◆ SHORT TASK: Copy out every line in the entries below that includes "markazlari".

BEGIN MATERIAL SUPPLIED

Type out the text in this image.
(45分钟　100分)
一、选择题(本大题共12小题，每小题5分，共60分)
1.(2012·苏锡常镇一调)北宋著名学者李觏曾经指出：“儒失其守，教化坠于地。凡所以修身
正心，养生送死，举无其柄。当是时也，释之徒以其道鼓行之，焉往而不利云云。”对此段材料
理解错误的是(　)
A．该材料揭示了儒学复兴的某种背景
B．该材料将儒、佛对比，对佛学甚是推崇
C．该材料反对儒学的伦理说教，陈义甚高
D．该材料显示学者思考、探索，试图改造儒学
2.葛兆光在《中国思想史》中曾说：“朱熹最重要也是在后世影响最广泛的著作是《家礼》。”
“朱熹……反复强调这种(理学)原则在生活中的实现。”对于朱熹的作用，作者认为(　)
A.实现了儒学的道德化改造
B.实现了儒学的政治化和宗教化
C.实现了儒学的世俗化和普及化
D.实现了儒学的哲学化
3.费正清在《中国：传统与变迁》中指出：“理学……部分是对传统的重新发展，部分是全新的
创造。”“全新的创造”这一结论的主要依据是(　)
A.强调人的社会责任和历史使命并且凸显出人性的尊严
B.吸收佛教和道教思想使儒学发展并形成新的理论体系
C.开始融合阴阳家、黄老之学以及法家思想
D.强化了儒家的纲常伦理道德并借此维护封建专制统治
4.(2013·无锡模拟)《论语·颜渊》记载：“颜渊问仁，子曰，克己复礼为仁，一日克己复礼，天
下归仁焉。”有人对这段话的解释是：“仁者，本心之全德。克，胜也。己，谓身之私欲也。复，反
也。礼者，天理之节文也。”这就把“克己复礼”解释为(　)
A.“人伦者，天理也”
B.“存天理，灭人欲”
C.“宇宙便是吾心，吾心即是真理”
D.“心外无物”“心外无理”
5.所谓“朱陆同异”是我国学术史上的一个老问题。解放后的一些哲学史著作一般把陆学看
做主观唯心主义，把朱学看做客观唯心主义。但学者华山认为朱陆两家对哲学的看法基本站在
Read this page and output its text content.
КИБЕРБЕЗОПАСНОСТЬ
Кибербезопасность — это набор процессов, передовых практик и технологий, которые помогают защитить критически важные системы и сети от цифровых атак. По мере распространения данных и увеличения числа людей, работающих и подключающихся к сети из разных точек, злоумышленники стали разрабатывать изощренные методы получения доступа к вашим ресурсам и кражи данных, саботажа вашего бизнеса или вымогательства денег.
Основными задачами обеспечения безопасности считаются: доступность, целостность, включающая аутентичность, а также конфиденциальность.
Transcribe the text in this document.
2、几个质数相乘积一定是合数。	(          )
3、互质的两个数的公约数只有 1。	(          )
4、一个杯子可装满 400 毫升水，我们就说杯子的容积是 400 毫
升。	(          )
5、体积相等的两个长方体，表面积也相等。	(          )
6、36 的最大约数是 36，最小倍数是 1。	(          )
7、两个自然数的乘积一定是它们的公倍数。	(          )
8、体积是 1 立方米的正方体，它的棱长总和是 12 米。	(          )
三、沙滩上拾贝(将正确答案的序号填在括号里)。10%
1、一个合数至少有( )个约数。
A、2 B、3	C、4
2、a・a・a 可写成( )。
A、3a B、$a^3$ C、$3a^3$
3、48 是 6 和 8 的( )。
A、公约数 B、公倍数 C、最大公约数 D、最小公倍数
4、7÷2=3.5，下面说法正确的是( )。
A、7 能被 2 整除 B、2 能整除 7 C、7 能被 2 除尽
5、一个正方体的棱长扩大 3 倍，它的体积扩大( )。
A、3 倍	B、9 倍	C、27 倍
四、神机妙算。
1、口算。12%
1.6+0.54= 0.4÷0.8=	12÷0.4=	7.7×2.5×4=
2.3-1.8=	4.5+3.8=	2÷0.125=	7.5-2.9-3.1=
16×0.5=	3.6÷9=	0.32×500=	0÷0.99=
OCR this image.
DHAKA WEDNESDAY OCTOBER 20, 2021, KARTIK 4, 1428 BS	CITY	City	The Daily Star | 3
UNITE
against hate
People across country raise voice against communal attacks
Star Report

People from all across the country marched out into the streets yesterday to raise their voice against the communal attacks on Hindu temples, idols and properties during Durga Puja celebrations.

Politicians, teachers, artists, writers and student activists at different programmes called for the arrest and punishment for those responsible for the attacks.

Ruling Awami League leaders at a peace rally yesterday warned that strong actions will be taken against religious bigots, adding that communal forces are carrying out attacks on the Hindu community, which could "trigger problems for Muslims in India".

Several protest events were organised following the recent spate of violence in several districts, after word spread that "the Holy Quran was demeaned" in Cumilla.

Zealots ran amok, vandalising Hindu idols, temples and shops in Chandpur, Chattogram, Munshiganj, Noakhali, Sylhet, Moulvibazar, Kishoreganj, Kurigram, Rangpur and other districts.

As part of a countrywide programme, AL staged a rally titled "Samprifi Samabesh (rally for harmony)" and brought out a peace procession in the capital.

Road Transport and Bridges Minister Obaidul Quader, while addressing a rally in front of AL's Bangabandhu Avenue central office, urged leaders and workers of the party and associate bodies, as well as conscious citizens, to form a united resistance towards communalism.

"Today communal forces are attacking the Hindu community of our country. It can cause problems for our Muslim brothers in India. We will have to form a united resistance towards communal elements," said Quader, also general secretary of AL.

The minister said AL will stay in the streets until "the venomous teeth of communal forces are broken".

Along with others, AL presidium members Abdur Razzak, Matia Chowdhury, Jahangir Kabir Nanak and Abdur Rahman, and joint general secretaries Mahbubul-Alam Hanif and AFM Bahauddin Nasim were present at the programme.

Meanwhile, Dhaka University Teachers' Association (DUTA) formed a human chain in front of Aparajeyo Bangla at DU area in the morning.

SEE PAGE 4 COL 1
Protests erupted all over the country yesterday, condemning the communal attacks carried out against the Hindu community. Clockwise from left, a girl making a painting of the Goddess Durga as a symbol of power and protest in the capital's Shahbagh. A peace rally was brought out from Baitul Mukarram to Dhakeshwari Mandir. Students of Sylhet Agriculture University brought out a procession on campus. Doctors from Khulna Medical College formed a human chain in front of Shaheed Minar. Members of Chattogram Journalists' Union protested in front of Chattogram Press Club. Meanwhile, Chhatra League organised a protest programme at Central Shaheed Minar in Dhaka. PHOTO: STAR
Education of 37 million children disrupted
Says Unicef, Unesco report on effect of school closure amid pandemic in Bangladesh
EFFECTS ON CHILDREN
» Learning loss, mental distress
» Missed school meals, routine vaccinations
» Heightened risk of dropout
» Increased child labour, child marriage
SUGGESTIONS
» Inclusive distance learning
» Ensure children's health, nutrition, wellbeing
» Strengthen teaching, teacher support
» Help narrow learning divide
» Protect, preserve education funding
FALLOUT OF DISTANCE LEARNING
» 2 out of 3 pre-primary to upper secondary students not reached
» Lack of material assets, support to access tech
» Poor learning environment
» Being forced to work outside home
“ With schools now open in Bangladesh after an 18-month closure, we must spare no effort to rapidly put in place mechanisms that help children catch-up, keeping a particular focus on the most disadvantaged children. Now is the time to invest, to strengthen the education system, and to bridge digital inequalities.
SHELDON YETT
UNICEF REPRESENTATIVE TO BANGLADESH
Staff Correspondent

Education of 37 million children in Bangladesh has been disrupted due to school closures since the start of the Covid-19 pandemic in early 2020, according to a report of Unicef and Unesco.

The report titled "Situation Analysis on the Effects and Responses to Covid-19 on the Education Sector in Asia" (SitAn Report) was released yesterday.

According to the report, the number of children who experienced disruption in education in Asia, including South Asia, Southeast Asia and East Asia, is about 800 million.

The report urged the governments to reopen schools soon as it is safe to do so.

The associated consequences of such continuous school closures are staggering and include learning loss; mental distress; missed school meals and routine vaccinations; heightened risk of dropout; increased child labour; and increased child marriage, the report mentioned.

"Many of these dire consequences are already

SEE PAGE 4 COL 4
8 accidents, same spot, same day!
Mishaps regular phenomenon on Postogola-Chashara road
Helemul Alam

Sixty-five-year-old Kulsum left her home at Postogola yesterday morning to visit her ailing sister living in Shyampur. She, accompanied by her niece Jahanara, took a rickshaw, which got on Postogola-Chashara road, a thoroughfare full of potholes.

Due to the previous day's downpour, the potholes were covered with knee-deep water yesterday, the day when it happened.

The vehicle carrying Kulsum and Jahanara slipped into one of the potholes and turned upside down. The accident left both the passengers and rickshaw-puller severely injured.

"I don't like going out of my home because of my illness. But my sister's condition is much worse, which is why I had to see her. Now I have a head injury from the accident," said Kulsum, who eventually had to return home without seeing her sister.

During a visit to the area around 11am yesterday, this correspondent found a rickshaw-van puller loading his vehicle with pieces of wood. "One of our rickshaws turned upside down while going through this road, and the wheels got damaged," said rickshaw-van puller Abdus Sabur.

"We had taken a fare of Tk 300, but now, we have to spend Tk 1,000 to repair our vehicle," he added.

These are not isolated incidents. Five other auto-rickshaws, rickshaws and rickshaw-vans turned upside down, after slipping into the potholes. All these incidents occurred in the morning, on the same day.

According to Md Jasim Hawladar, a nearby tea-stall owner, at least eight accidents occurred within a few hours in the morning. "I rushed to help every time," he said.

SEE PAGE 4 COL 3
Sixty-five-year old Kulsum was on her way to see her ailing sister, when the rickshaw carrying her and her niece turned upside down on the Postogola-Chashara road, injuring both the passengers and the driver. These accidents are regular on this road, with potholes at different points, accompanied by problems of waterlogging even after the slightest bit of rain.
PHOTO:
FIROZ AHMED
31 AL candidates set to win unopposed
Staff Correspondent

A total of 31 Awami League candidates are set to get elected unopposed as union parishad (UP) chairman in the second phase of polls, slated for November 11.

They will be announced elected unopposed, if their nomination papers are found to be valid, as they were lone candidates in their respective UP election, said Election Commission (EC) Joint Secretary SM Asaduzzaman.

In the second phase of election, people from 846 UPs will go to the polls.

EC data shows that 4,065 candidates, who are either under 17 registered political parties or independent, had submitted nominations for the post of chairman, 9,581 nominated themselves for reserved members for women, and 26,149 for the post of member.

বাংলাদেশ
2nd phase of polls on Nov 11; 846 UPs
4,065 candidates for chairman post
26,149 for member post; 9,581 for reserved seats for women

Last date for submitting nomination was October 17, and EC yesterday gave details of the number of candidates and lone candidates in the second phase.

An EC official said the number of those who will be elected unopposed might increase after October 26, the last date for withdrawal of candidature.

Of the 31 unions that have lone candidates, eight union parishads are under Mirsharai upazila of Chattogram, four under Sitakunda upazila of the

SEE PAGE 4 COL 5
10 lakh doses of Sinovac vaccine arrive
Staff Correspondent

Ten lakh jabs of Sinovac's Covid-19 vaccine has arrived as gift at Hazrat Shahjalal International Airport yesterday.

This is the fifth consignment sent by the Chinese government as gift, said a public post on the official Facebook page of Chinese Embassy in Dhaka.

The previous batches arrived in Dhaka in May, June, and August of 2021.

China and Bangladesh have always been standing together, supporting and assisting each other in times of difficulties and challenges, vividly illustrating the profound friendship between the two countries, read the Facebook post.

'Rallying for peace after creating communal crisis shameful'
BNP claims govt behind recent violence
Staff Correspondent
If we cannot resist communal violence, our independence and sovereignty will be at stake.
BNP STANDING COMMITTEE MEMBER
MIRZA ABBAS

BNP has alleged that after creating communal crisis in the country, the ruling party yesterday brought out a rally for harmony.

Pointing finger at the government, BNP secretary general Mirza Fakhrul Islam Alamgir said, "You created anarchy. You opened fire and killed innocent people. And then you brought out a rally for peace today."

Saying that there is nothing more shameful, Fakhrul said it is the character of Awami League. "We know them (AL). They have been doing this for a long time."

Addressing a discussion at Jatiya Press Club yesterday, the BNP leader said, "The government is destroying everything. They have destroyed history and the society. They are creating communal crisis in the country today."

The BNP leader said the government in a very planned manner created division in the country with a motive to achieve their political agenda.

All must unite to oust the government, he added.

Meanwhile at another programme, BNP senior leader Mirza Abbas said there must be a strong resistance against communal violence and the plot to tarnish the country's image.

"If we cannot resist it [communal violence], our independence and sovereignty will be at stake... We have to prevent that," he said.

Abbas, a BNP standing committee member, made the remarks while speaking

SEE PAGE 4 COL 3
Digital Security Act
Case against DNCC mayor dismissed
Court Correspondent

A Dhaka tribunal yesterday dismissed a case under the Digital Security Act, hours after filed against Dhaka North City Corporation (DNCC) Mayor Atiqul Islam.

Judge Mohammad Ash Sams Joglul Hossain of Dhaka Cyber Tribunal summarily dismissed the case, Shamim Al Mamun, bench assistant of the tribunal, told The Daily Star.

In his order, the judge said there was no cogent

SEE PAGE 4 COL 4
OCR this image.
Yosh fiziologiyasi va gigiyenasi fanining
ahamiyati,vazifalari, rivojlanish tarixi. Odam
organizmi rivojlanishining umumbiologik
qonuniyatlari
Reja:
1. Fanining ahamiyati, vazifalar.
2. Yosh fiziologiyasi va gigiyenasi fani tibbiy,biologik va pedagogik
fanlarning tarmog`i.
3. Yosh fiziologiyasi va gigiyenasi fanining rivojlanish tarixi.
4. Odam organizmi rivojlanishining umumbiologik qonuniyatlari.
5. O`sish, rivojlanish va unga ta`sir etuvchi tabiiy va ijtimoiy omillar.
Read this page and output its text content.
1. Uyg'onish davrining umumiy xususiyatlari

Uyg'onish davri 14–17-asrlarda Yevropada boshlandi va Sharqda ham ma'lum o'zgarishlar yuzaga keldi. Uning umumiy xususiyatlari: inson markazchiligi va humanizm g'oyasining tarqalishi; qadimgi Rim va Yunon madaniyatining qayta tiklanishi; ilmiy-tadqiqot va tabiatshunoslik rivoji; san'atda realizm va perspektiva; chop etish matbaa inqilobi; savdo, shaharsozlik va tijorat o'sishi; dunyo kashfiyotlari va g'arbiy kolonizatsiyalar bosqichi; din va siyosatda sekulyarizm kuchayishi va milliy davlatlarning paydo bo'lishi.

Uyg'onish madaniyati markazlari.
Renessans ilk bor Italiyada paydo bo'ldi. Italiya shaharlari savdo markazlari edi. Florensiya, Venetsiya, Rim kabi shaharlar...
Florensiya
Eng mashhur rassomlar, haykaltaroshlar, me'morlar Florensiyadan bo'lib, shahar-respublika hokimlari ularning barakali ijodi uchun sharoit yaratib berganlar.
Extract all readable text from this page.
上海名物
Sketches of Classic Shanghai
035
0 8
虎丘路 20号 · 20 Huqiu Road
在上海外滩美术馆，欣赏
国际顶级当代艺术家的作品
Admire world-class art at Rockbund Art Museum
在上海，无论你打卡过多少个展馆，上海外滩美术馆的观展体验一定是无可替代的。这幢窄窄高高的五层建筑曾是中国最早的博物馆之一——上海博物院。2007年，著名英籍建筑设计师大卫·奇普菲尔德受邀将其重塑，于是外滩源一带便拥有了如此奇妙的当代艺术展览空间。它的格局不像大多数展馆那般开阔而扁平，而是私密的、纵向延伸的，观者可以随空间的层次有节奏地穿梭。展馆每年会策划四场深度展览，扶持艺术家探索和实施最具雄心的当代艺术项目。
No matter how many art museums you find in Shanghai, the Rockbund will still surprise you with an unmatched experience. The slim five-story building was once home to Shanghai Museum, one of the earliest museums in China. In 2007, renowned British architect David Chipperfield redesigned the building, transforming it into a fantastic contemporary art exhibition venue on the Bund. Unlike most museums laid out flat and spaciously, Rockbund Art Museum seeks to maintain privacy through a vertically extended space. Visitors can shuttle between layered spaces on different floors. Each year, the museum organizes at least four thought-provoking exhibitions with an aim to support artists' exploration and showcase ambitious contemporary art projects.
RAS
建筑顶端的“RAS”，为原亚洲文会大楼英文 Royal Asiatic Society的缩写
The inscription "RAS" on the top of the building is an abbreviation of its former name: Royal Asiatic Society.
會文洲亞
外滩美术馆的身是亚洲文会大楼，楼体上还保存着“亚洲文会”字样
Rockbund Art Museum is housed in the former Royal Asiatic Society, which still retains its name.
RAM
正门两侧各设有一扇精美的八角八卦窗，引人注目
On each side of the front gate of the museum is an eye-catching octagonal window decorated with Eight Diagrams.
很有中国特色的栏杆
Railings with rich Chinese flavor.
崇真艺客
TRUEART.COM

END MATERIAL SUPPLIED

◆ EXPECTED ANSWER:
Uyg'onish madaniyati markazlari.
Renessans ilk bor Italiyada paydo bo'ldi. Italiya shaharlari savdo markazlari edi. Florensiya, Venetsiya, Rim kabi shaharlar...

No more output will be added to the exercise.